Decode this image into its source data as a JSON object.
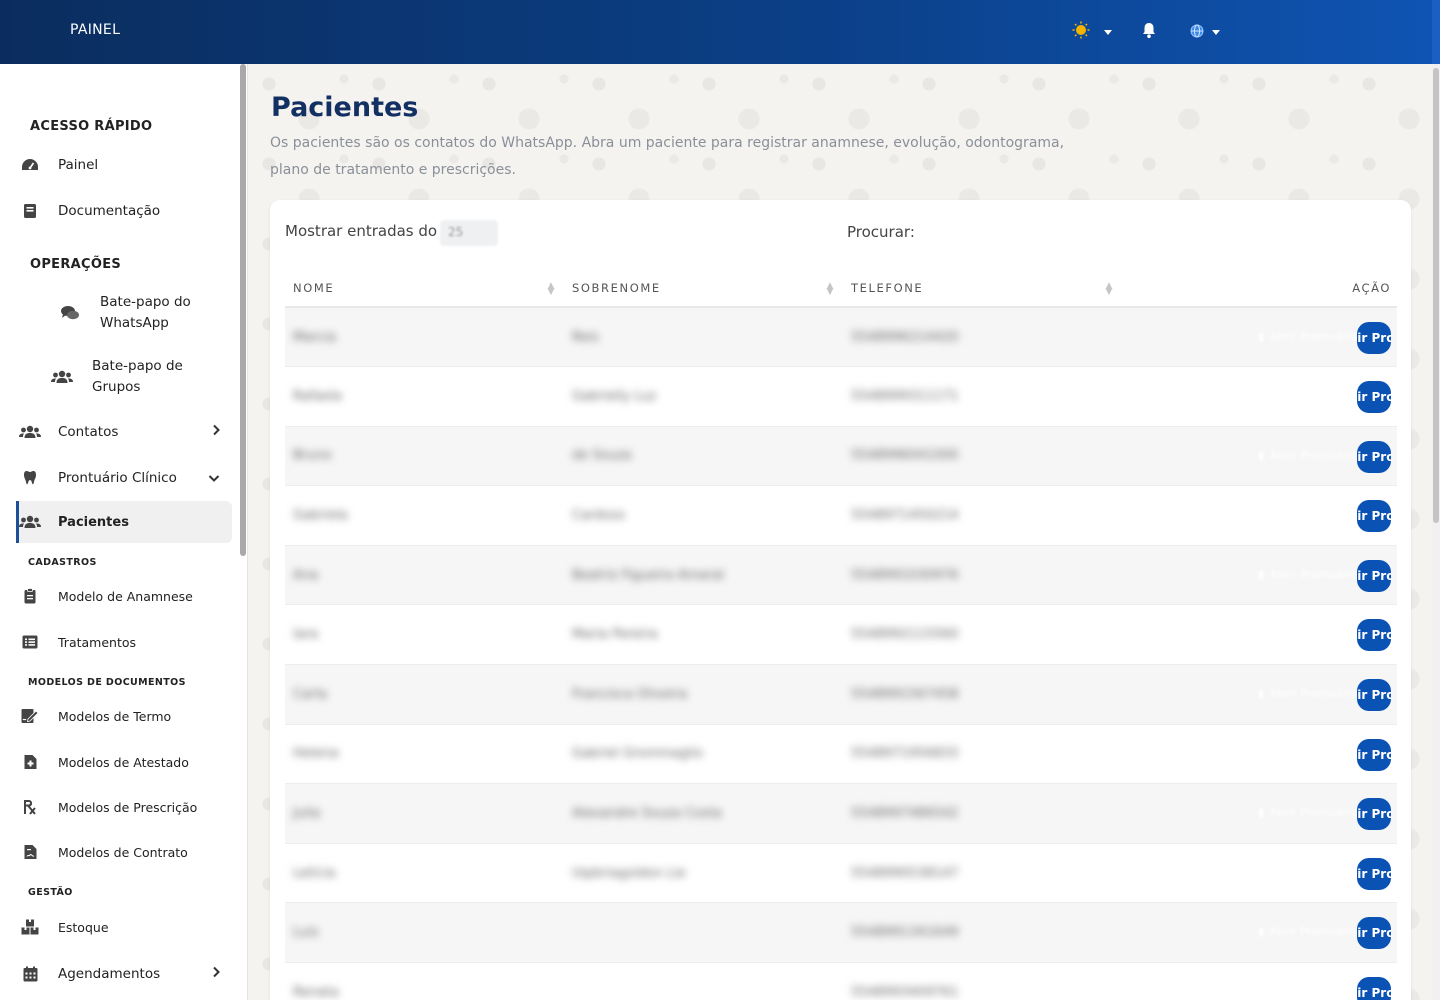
{
  "header": {
    "brand": "PAINEL",
    "theme_icon": "sun-icon",
    "notification_icon": "bell-icon",
    "language_icon": "globe-icon"
  },
  "sidebar": {
    "sections": [
      {
        "title": "ACESSO RÁPIDO"
      },
      {
        "title": "OPERAÇÕES"
      }
    ],
    "quick": [
      {
        "label": "Painel",
        "icon": "dashboard-icon"
      },
      {
        "label": "Documentação",
        "icon": "book-icon"
      }
    ],
    "ops": [
      {
        "line1": "Bate-papo do",
        "line2": "WhatsApp",
        "icon": "chat-icon"
      },
      {
        "line1": "Bate-papo de",
        "line2": "Grupos",
        "icon": "users-icon"
      },
      {
        "label": "Contatos",
        "icon": "users-icon"
      },
      {
        "label": "Prontuário Clínico",
        "icon": "tooth-icon"
      },
      {
        "label": "Pacientes",
        "icon": "users-icon"
      }
    ],
    "subsections": [
      "CADASTROS",
      "MODELOS DE DOCUMENTOS",
      "GESTÃO"
    ],
    "cadastros": [
      {
        "label": "Modelo de Anamnese",
        "icon": "clipboard-icon"
      },
      {
        "label": "Tratamentos",
        "icon": "list-icon"
      }
    ],
    "modelos": [
      {
        "label": "Modelos de Termo",
        "icon": "signature-icon"
      },
      {
        "label": "Modelos de Atestado",
        "icon": "file-medical-icon"
      },
      {
        "label": "Modelos de Prescrição",
        "icon": "prescription-icon"
      },
      {
        "label": "Modelos de Contrato",
        "icon": "file-contract-icon"
      }
    ],
    "gestao": [
      {
        "label": "Estoque",
        "icon": "boxes-icon"
      },
      {
        "label": "Agendamentos",
        "icon": "calendar-icon"
      }
    ]
  },
  "page": {
    "title": "Pacientes",
    "description": "Os pacientes são os contatos do WhatsApp. Abra um paciente para registrar anamnese, evolução, odontograma, plano de tratamento e prescrições."
  },
  "table": {
    "length_label": "Mostrar entradas do",
    "length_value": "25",
    "search_label": "Procurar:",
    "columns": [
      "NOME",
      "SOBRENOME",
      "TELEFONE",
      "AÇÃO"
    ],
    "action_label": "Abrir Prontuário",
    "action_peek": "ir Pron",
    "rows": [
      {
        "nome": "Marcia",
        "sobrenome": "Reis",
        "telefone": "5548996214420"
      },
      {
        "nome": "Rafaela",
        "sobrenome": "Gabrielly Luz",
        "telefone": "5548999311171"
      },
      {
        "nome": "Bruno",
        "sobrenome": "de Souza",
        "telefone": "5548996041000"
      },
      {
        "nome": "Gabriela",
        "sobrenome": "Cardoso",
        "telefone": "5548971450214"
      },
      {
        "nome": "Ana",
        "sobrenome": "Beatriz Figueira Amaral",
        "telefone": "5548991030976"
      },
      {
        "nome": "Iara",
        "sobrenome": "Maria Pereira",
        "telefone": "5548992115560"
      },
      {
        "nome": "Carla",
        "sobrenome": "Francisca Oliveira",
        "telefone": "5548991567458"
      },
      {
        "nome": "Helena",
        "sobrenome": "Gabriel Grommaglio",
        "telefone": "5548971956833"
      },
      {
        "nome": "Julia",
        "sobrenome": "Alexandre Souza Costa",
        "telefone": "5548997486542"
      },
      {
        "nome": "Letícia",
        "sobrenome": "Uipbriagoldon Lie",
        "telefone": "5548990538147"
      },
      {
        "nome": "Luis",
        "sobrenome": "",
        "telefone": "5548991341649"
      },
      {
        "nome": "Renata",
        "sobrenome": "",
        "telefone": "5548993409761"
      }
    ]
  },
  "colors": {
    "primary": "#0b52b5",
    "title": "#123062",
    "header_start": "#0b2d5e",
    "header_end": "#0f54b3"
  }
}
---
TASK DIRECTIONS: Show every line where the string "file" appears.

RESPONSE TO THIS EXERCISE:
        "icon": "file-medical-icon"
        "icon": "file-contract-icon"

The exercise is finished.